CHALLENGE A ->
Write down every line of the stored records below, from the first entry to the last, with nothing changed.

PASSAGE GIVEN ->
▶

Although economic recovery in the U.S. remains uncertain and is far from complete, Modern Survey's measurement of the U.S. workforce shows that employee engagement has risen steadily during the last twelve months. The level of employee engagement recorded in late August is now back to where it was in August of 2007 (before the recession became apparent), following a precipitous decline from August 2007 to August 2008.

All five components of Modern Survey's Employee Engagement Index show further improvement since the February 2009 measurement, resulting in statistically significant gains on all components since August of 2008. The most dramatic improvement is in the number of employees who say they intend to stay with their company, which rose by 11 percentage points, from a low of 52% in August '08, to 57% by February '09, and now stands at 63%.

Such encouraging figures in the face of continued economic hardship may well indicate a fundamental change in the psychology of the American worker.

Modern Survey's data shows that employees are feeling more optimistic about their jobs now than they were six months ago. A Modern Survey study of the Financial Services industry published in June 2009 found that fear of losing income was unrelated to employees' engagement levels. So, if it is not a decrease in fear or worry over the economy that is driving up engagement levels, what could it be? For the answer, Modern Survey took a close look at the drivers of engagement.

Modern Survey has identified five specific drivers of engagement that employers must provide for employee engagement to thrive. These five elements are: recognition/appreciation, personal accomplishment, career development, confidence in company, and compensation. It seems unlikely that organizations are spending much more time and energy attending to these drivers now, under the duress of current market conditions. And if employers are not doing a better job of actively promoting engagement, then employees must be viewing what their employers provide in a new light.

It is a well documented psychological phenomenon that survivors of deeply stressful and traumatic events often emerge with a newfound appreciation for life. Psychologists call this Post-Traumatic Growth. Perhaps the stress and trauma of this economic recession may have instilled many workers with a heightened sense of appreciation for the good things they already have and experience at work.

Modern Survey's most recent study of employee engagement shows that not only do more employees intend to stay with their company now than in either August of 2007 or 2008, but the percentage of employees that report taking pride in their work has risen from 71% in 2008 to 79% now. Similarly, the number of employees that report a willingness to recommend their employer has risen from 53% in 2008 to 58% today. All of these figures portray American workers as more appreciative of their jobs and enthusiastic about their organizations.

◀

Stored records:

▶

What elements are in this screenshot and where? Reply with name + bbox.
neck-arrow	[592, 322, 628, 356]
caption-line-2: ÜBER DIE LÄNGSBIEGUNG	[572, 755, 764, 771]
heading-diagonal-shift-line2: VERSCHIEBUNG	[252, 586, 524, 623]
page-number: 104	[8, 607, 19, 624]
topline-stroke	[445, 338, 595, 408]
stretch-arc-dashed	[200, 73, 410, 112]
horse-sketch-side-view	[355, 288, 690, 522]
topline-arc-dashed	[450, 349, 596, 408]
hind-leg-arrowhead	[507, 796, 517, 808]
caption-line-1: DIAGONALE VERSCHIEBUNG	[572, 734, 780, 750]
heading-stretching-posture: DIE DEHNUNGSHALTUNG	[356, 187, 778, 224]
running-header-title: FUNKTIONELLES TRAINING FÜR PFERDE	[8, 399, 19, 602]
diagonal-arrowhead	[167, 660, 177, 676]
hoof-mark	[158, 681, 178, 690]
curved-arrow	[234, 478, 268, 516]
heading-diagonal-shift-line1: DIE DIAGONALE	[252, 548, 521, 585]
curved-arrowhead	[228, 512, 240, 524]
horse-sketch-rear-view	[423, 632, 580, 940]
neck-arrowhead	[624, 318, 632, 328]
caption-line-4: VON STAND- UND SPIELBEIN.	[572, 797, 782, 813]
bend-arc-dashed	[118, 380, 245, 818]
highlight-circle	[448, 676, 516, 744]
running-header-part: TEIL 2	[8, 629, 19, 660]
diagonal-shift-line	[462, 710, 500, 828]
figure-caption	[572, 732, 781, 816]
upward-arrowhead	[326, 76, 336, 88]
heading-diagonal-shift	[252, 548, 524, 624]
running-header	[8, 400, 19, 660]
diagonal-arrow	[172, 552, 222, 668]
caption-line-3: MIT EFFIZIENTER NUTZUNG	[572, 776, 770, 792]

◀

CHALLENGE B ->
Rewrite the article on employee engagement above from "Although economic recovery" to "to August 2008.", replacing "employee engagement" with "worker engagement".

OUTPUT A ->
What elements are in this screenshot and where? Reply with name + bbox.
neck-arrow	[592, 322, 628, 356]
caption-line-2: ÜBER DIE LÄNGSBIEGUNG	[572, 755, 764, 771]
heading-diagonal-shift-line2: VERSCHIEBUNG	[252, 586, 524, 623]
page-number: 104	[8, 607, 19, 624]
topline-stroke	[445, 338, 595, 408]
stretch-arc-dashed	[200, 73, 410, 112]
horse-sketch-side-view	[355, 288, 690, 522]
topline-arc-dashed	[450, 349, 596, 408]
hind-leg-arrowhead	[507, 796, 517, 808]
caption-line-1: DIAGONALE VERSCHIEBUNG	[572, 734, 780, 750]
heading-stretching-posture: DIE DEHNUNGSHALTUNG	[356, 187, 778, 224]
running-header-title: FUNKTIONELLES TRAINING FÜR PFERDE	[8, 399, 19, 602]
diagonal-arrowhead	[167, 660, 177, 676]
hoof-mark	[158, 681, 178, 690]
curved-arrow	[234, 478, 268, 516]
heading-diagonal-shift-line1: DIE DIAGONALE	[252, 548, 521, 585]
curved-arrowhead	[228, 512, 240, 524]
horse-sketch-rear-view	[423, 632, 580, 940]
neck-arrowhead	[624, 318, 632, 328]
caption-line-4: VON STAND- UND SPIELBEIN.	[572, 797, 782, 813]
bend-arc-dashed	[118, 380, 245, 818]
highlight-circle	[448, 676, 516, 744]
running-header-part: TEIL 2	[8, 629, 19, 660]
diagonal-shift-line	[462, 710, 500, 828]
figure-caption	[572, 732, 781, 816]
upward-arrowhead	[326, 76, 336, 88]
heading-diagonal-shift	[252, 548, 524, 624]
running-header	[8, 400, 19, 660]
diagonal-arrow	[172, 552, 222, 668]
caption-line-3: MIT EFFIZIENTER NUTZUNG	[572, 776, 770, 792]

OUTPUT B ->
Although economic recovery in the U.S. remains uncertain and is far from complete, Modern Survey's measurement of the U.S. workforce shows that worker engagement has risen steadily during the last twelve months. The level of worker engagement recorded in late August is now back to where it was in August of 2007 (before the recession became apparent), following a precipitous decline from August 2007 to August 2008.